## Task description:
Report, word for word, every line of the material that contains "JSON".

## Dataset records:
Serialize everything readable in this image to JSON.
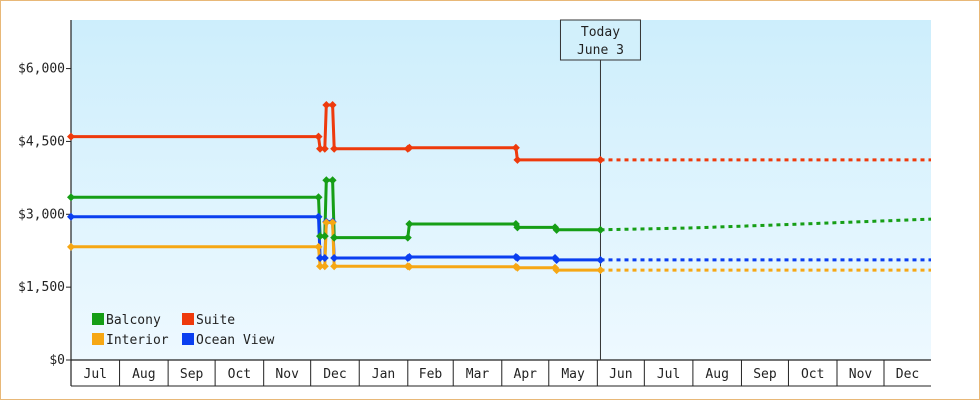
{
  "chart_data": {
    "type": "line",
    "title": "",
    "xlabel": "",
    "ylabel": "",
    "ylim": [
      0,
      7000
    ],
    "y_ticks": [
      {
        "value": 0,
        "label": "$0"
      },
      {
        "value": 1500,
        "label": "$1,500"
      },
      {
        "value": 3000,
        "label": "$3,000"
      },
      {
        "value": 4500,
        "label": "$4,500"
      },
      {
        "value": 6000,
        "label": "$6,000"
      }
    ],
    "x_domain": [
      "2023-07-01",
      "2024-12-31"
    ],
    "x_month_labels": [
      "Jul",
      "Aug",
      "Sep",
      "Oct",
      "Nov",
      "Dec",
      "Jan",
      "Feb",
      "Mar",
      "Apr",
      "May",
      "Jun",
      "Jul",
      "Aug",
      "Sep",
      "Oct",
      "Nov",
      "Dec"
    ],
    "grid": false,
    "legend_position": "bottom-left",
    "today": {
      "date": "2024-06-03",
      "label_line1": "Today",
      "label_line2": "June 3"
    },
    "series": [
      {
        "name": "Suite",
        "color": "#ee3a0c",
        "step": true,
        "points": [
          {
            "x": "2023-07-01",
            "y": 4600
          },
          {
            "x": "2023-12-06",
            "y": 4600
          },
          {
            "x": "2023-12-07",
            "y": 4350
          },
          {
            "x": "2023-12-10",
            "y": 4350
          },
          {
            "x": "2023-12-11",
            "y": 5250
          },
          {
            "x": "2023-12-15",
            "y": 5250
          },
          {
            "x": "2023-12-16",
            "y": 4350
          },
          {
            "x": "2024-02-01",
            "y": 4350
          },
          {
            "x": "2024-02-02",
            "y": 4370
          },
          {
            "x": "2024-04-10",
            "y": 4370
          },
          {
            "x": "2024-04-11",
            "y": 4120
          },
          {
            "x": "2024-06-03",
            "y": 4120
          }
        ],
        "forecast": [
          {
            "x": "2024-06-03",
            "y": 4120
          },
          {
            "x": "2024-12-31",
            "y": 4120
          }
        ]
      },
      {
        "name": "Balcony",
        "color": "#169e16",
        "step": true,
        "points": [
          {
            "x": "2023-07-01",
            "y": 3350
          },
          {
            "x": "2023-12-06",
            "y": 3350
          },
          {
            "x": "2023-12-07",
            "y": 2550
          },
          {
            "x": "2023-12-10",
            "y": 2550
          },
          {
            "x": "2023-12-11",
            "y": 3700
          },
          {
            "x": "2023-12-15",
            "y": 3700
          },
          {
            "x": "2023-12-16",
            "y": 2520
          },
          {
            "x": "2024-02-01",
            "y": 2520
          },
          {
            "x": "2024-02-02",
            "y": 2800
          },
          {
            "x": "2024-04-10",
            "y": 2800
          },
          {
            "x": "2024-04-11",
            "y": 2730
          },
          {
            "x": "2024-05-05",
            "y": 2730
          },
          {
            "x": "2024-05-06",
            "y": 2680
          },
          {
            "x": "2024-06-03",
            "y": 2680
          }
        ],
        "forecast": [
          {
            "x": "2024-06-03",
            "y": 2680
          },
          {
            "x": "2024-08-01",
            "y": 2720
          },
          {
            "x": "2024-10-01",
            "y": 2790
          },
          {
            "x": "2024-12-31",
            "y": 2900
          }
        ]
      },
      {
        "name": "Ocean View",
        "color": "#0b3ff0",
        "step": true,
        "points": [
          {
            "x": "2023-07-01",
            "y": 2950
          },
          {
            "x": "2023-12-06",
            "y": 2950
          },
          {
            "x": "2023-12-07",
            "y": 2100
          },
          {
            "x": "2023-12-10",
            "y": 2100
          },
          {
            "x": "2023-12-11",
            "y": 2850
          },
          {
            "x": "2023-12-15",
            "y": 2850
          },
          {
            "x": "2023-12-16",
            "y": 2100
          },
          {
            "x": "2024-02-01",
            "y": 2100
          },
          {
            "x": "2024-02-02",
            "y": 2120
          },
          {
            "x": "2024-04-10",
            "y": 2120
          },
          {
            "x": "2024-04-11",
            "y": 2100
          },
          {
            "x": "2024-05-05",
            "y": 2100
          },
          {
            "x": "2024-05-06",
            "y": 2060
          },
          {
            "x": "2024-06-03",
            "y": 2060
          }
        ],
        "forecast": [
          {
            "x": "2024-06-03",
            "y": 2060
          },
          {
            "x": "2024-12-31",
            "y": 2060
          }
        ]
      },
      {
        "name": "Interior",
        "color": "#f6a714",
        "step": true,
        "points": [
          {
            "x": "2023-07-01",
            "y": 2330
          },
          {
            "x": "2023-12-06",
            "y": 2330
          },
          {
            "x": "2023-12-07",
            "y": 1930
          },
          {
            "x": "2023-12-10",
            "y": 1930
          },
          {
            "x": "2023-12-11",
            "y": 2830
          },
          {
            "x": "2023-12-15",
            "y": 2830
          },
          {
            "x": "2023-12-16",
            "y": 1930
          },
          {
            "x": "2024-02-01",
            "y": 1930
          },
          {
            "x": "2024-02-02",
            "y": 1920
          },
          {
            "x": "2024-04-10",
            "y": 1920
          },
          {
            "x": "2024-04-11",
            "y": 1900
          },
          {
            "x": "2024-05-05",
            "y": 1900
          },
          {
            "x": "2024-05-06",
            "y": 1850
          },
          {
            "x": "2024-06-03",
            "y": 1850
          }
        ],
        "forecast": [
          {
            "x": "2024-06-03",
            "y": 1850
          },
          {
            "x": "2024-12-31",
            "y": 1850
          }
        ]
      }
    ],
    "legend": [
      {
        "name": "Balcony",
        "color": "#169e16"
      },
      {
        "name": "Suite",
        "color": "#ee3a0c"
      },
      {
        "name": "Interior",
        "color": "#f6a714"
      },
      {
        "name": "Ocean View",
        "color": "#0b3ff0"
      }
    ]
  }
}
---
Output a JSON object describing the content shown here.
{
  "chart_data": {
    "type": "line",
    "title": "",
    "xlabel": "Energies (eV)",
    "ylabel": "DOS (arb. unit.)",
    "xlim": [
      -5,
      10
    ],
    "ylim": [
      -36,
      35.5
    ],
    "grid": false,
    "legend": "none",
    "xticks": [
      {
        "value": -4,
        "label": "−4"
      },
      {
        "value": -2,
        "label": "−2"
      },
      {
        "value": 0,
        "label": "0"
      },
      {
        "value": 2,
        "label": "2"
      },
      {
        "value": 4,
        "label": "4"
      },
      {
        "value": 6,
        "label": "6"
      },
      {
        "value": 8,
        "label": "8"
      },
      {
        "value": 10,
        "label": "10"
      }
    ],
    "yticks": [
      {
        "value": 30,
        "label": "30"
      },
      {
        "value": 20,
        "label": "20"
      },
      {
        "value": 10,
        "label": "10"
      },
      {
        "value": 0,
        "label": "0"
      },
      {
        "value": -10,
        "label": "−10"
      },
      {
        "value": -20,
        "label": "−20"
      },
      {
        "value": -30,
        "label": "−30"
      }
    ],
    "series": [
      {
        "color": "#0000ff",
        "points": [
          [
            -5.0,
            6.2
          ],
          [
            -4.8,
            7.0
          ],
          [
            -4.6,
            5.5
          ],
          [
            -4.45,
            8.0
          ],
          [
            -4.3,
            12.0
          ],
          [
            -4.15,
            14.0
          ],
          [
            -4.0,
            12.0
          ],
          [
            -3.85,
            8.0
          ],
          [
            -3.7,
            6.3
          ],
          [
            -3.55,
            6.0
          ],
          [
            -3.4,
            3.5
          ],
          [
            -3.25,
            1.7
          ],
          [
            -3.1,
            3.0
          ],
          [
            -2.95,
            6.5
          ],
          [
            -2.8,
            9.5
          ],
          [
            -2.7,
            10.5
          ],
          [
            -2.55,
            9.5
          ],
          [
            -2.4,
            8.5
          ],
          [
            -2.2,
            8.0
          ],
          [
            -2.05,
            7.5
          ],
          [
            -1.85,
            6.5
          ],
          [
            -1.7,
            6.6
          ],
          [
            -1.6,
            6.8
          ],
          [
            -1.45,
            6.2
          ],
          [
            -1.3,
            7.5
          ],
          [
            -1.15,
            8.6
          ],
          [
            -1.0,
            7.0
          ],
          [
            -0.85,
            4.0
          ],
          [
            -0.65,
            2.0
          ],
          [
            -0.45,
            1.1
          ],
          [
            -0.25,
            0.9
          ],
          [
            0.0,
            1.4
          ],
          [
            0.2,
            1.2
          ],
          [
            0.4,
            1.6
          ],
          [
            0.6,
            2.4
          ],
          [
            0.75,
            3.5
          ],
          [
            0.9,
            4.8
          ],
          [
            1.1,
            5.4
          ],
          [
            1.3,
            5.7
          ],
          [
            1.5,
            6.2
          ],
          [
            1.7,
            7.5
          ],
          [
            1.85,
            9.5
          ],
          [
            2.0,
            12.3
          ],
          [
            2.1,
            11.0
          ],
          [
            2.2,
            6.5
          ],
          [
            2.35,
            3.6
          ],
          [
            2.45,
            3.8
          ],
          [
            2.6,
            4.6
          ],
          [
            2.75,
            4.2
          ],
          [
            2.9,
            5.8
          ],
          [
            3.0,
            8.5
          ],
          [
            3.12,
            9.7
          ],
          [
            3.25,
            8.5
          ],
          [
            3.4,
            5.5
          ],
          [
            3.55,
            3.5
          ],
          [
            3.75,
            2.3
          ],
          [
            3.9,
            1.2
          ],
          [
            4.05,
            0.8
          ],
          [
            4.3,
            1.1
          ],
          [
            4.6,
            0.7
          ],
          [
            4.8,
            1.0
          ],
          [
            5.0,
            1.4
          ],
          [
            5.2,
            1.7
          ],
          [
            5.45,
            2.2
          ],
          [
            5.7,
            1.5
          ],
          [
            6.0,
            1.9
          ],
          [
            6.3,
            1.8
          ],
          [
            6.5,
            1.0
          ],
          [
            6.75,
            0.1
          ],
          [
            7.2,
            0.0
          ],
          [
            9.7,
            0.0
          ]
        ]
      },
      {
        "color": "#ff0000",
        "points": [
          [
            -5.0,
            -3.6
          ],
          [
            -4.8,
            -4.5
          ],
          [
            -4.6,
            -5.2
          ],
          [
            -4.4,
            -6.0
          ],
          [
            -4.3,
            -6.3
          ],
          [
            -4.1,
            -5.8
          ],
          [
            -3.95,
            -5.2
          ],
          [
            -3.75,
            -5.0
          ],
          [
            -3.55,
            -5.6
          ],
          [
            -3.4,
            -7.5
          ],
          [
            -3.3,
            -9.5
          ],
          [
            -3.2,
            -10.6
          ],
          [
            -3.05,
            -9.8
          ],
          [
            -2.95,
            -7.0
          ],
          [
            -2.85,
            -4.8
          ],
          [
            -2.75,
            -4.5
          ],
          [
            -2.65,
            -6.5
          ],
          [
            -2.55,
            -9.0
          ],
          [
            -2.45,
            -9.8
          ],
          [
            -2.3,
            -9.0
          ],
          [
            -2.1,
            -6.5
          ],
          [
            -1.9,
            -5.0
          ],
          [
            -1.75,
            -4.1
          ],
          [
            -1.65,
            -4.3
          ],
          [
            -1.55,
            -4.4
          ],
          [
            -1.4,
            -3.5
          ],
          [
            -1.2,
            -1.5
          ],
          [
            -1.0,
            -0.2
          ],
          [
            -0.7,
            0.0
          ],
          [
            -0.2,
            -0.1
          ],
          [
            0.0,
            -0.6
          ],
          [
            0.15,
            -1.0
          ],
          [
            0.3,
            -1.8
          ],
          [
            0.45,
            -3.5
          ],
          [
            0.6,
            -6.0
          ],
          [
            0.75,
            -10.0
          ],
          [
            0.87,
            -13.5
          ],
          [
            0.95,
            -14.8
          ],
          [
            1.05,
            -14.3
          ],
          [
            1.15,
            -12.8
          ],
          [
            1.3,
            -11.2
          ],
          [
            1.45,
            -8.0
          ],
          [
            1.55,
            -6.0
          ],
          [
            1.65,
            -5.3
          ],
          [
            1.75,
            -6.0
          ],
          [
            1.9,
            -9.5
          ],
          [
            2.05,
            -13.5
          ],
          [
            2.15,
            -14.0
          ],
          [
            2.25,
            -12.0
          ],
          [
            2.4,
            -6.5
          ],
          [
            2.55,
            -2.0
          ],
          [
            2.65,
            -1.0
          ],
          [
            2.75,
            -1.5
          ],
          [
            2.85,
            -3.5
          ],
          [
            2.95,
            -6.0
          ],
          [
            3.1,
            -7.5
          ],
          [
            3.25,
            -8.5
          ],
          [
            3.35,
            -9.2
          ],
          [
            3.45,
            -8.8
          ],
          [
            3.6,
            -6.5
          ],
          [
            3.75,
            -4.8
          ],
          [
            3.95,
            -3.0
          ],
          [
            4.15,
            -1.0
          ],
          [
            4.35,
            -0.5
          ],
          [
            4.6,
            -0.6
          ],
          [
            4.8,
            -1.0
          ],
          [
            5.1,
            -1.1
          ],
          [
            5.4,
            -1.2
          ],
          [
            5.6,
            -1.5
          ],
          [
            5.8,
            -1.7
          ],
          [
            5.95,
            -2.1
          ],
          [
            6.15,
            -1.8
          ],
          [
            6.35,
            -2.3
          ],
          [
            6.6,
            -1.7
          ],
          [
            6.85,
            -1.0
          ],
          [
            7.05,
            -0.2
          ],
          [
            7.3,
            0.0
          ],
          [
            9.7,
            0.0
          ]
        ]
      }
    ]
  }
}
--
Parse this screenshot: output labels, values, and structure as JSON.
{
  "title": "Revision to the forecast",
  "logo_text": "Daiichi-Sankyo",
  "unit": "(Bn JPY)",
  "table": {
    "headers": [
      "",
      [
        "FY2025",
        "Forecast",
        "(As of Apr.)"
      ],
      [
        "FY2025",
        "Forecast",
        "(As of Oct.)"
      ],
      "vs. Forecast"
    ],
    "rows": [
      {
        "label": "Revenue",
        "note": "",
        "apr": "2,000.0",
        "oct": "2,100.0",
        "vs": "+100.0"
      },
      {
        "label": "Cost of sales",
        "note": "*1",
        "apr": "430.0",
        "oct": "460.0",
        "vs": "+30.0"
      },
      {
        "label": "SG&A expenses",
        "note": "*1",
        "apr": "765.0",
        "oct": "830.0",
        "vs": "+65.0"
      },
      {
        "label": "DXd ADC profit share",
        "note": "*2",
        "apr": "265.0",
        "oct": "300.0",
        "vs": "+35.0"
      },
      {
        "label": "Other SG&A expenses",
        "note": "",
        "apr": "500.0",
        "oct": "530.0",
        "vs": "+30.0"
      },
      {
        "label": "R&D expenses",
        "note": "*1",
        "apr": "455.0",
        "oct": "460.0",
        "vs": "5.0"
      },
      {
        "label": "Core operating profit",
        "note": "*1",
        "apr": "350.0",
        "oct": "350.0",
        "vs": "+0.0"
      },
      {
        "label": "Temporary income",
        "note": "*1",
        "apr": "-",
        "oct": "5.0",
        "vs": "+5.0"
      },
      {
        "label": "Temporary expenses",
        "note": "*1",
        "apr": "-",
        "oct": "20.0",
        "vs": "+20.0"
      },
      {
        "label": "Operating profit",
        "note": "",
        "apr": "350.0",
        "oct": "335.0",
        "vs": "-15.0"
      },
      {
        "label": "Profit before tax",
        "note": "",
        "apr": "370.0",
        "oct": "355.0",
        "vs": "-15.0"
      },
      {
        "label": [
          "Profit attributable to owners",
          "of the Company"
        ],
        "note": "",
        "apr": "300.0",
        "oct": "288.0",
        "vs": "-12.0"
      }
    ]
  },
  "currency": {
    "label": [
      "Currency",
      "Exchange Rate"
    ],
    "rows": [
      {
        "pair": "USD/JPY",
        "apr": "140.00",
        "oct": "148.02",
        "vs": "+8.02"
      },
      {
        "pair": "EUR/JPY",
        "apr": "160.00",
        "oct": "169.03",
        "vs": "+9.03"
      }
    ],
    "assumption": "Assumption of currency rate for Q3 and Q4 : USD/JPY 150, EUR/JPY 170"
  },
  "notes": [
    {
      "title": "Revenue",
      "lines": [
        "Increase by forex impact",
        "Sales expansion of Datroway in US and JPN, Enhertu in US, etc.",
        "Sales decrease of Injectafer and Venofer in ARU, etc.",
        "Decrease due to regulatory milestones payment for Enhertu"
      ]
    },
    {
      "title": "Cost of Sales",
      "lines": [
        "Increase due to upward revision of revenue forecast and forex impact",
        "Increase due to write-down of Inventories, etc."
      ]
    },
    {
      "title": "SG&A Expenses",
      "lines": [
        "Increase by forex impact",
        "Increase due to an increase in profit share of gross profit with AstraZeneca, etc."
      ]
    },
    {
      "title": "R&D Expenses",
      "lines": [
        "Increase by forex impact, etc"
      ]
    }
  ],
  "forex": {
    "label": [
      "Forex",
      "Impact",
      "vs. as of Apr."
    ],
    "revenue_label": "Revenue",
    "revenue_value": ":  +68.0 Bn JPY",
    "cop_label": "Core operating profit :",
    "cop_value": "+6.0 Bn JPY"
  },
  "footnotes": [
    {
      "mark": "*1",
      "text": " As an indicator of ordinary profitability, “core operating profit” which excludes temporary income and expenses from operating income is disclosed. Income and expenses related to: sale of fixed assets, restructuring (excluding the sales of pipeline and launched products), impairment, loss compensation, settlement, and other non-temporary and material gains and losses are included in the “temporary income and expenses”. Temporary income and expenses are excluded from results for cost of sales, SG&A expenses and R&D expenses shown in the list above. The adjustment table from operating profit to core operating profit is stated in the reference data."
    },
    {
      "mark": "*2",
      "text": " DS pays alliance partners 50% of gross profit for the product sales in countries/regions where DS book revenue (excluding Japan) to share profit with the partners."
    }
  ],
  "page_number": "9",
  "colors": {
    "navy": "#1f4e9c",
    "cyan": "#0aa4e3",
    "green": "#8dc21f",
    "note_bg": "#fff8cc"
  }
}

## Reply:
Serialize everything readable in this image to JSON.
Output a JSON object describing the content shown here.
Parse this screenshot: output labels, values, and structure as JSON.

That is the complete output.